**Problem description**
The data below must be copied in full and without any change.
========================================
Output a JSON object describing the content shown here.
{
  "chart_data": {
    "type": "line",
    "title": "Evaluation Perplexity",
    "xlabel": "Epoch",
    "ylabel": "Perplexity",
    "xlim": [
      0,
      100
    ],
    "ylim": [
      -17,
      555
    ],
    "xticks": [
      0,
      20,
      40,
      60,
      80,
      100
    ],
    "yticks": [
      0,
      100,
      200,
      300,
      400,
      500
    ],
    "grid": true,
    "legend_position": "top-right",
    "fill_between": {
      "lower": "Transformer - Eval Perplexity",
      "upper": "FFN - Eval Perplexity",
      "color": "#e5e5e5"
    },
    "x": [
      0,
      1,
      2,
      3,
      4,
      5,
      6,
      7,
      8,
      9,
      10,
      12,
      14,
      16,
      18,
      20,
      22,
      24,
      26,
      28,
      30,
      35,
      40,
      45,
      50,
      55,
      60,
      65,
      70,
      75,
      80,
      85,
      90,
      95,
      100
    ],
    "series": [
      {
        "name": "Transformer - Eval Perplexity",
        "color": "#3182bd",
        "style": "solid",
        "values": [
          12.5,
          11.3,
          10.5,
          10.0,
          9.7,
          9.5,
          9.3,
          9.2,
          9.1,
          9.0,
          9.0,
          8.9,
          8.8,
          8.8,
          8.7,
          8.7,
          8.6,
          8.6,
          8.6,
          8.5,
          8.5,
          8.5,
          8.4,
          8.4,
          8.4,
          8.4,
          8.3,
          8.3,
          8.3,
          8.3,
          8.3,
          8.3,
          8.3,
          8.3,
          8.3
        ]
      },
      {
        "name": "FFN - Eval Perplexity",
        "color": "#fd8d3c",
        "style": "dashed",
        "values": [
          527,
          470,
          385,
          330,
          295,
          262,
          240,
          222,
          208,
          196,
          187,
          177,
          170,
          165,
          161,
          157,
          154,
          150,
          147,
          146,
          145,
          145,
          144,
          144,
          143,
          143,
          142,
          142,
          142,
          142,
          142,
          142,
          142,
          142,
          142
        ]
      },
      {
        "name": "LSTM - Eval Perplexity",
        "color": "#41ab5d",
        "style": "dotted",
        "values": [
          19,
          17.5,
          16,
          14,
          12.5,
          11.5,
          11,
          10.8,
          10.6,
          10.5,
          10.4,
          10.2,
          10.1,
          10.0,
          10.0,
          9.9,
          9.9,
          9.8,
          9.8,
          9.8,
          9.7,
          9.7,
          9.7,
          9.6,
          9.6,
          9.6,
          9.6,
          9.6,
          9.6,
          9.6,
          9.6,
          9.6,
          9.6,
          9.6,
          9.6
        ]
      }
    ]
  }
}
========================================
**Result**
Output a JSON object describing the content shown here.
{
  "chart_data": {
    "type": "line",
    "title": "Evaluation Perplexity",
    "xlabel": "Epoch",
    "ylabel": "Perplexity",
    "xlim": [
      0,
      100
    ],
    "ylim": [
      -17,
      555
    ],
    "xticks": [
      0,
      20,
      40,
      60,
      80,
      100
    ],
    "yticks": [
      0,
      100,
      200,
      300,
      400,
      500
    ],
    "grid": true,
    "legend_position": "top-right",
    "fill_between": {
      "lower": "Transformer - Eval Perplexity",
      "upper": "FFN - Eval Perplexity",
      "color": "#e5e5e5"
    },
    "x": [
      0,
      1,
      2,
      3,
      4,
      5,
      6,
      7,
      8,
      9,
      10,
      12,
      14,
      16,
      18,
      20,
      22,
      24,
      26,
      28,
      30,
      35,
      40,
      45,
      50,
      55,
      60,
      65,
      70,
      75,
      80,
      85,
      90,
      95,
      100
    ],
    "series": [
      {
        "name": "Transformer - Eval Perplexity",
        "color": "#3182bd",
        "style": "solid",
        "values": [
          12.5,
          11.3,
          10.5,
          10.0,
          9.7,
          9.5,
          9.3,
          9.2,
          9.1,
          9.0,
          9.0,
          8.9,
          8.8,
          8.8,
          8.7,
          8.7,
          8.6,
          8.6,
          8.6,
          8.5,
          8.5,
          8.5,
          8.4,
          8.4,
          8.4,
          8.4,
          8.3,
          8.3,
          8.3,
          8.3,
          8.3,
          8.3,
          8.3,
          8.3,
          8.3
        ]
      },
      {
        "name": "FFN - Eval Perplexity",
        "color": "#fd8d3c",
        "style": "dashed",
        "values": [
          527,
          470,
          385,
          330,
          295,
          262,
          240,
          222,
          208,
          196,
          187,
          177,
          170,
          165,
          161,
          157,
          154,
          150,
          147,
          146,
          145,
          145,
          144,
          144,
          143,
          143,
          142,
          142,
          142,
          142,
          142,
          142,
          142,
          142,
          142
        ]
      },
      {
        "name": "LSTM - Eval Perplexity",
        "color": "#41ab5d",
        "style": "dotted",
        "values": [
          19,
          17.5,
          16,
          14,
          12.5,
          11.5,
          11,
          10.8,
          10.6,
          10.5,
          10.4,
          10.2,
          10.1,
          10.0,
          10.0,
          9.9,
          9.9,
          9.8,
          9.8,
          9.8,
          9.7,
          9.7,
          9.7,
          9.6,
          9.6,
          9.6,
          9.6,
          9.6,
          9.6,
          9.6,
          9.6,
          9.6,
          9.6,
          9.6,
          9.6
        ]
      }
    ]
  }
}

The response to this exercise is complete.